## START Source document

For the full year of fiscal 2027, the Company expects:

   --  Total revenue of $325.0 million to $340.0 million, as compared to 
      $394.8 million last year. The year-over-year decline primarily reflects 
      the smaller DTC subscriber base entering fiscal 2027 following the 
      deliberate marketing pullback in fiscal 2026. Commerce and BARK Air are 
      expected to collectively represent over $100 million of revenue, with 
      Commerce growing as a percentage of total revenue as the Company expands 
      across wholesale and marketplace channels. 
 
   --  Adjusted EBITDA of $7.0 million to $10.0 million, as compared to $0.2 
      million in fiscal 2026. 

We do not provide guidance for Net Loss due to the uncertainty and potential variability of certain items, including stock-based compensation expenses and related tax effects, which are the reconciling items between Net Loss and Adjusted EBITDA. Because such items cannot be calculated or predicted without unreasonable efforts, we are unable to provide a reconciliation of Adjusted EBITDA to Net Loss. However, such items could have a significant impact on Net Loss.

## END Source document
## START Recorded information

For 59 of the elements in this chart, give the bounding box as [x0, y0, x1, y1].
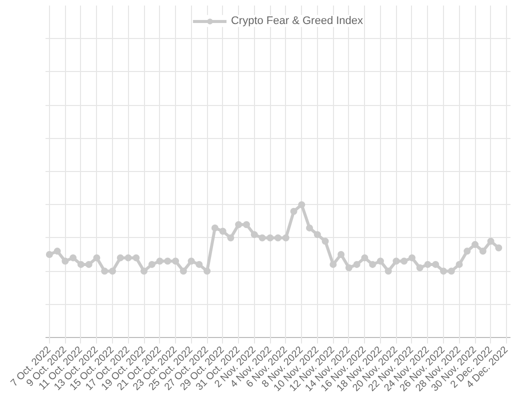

## END Recorded information

Task prompt » Reproduce the fiscal 2027 guidance text word for word, in full. Nothing in the lines has any bearing on what comes next.

Result of this task »
For the full year of fiscal 2027, the Company expects:

   --  Total revenue of $325.0 million to $340.0 million, as compared to 
      $394.8 million last year. The year-over-year decline primarily reflects 
      the smaller DTC subscriber base entering fiscal 2027 following the 
      deliberate marketing pullback in fiscal 2026. Commerce and BARK Air are 
      expected to collectively represent over $100 million of revenue, with 
      Commerce growing as a percentage of total revenue as the Company expands 
      across wholesale and marketplace channels. 
 
   --  Adjusted EBITDA of $7.0 million to $10.0 million, as compared to $0.2 
      million in fiscal 2026. 

We do not provide guidance for Net Loss due to the uncertainty and potential variability of certain items, including stock-based compensation expenses and related tax effects, which are the reconciling items between Net Loss and Adjusted EBITDA. Because such items cannot be calculated or predicted without unreasonable efforts, we are unable to provide a reconciliation of Adjusted EBITDA to Net Loss. However, such items could have a significant impact on Net Loss.